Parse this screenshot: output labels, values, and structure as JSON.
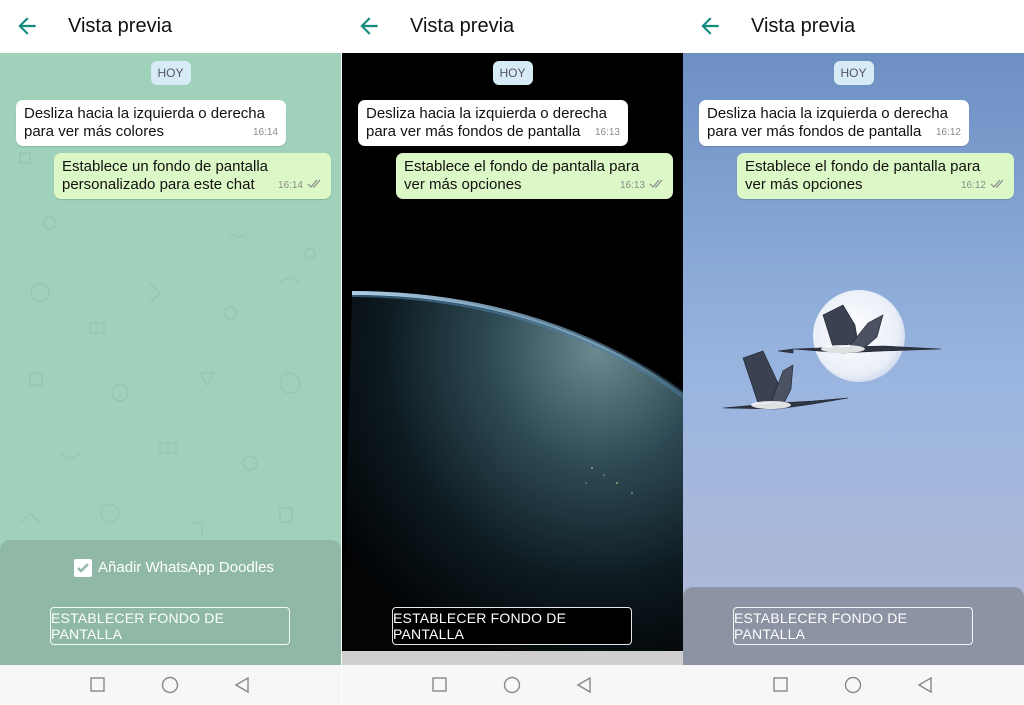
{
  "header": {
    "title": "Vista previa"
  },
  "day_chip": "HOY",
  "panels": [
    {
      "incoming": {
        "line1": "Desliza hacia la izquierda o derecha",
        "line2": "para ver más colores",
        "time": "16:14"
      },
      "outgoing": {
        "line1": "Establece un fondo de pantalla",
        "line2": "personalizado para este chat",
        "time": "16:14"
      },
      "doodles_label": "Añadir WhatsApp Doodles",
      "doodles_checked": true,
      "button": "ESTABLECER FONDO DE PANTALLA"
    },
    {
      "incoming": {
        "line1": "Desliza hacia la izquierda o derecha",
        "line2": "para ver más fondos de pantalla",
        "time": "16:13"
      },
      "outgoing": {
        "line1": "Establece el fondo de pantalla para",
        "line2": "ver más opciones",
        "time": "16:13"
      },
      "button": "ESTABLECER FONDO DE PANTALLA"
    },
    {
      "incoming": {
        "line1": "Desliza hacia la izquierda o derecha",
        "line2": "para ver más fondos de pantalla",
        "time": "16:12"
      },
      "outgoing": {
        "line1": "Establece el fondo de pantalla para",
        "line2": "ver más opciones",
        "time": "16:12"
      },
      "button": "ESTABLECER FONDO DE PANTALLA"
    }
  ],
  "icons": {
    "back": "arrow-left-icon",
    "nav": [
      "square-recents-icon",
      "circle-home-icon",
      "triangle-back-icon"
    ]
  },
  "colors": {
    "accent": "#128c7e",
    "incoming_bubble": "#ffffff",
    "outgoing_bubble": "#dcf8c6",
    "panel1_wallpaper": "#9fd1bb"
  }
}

______

TASK DIRECTIONS
Quote every entry exactly, with the pictures omitted.

TASK OUTPUT
Parse this screenshot: output labels, values, and structure as JSON.
{
  "header": {
    "title": "Vista previa"
  },
  "day_chip": "HOY",
  "panels": [
    {
      "incoming": {
        "line1": "Desliza hacia la izquierda o derecha",
        "line2": "para ver más colores",
        "time": "16:14"
      },
      "outgoing": {
        "line1": "Establece un fondo de pantalla",
        "line2": "personalizado para este chat",
        "time": "16:14"
      },
      "doodles_label": "Añadir WhatsApp Doodles",
      "doodles_checked": true,
      "button": "ESTABLECER FONDO DE PANTALLA"
    },
    {
      "incoming": {
        "line1": "Desliza hacia la izquierda o derecha",
        "line2": "para ver más fondos de pantalla",
        "time": "16:13"
      },
      "outgoing": {
        "line1": "Establece el fondo de pantalla para",
        "line2": "ver más opciones",
        "time": "16:13"
      },
      "button": "ESTABLECER FONDO DE PANTALLA"
    },
    {
      "incoming": {
        "line1": "Desliza hacia la izquierda o derecha",
        "line2": "para ver más fondos de pantalla",
        "time": "16:12"
      },
      "outgoing": {
        "line1": "Establece el fondo de pantalla para",
        "line2": "ver más opciones",
        "time": "16:12"
      },
      "button": "ESTABLECER FONDO DE PANTALLA"
    }
  ],
  "icons": {
    "back": "arrow-left-icon",
    "nav": [
      "square-recents-icon",
      "circle-home-icon",
      "triangle-back-icon"
    ]
  },
  "colors": {
    "accent": "#128c7e",
    "incoming_bubble": "#ffffff",
    "outgoing_bubble": "#dcf8c6",
    "panel1_wallpaper": "#9fd1bb"
  }
}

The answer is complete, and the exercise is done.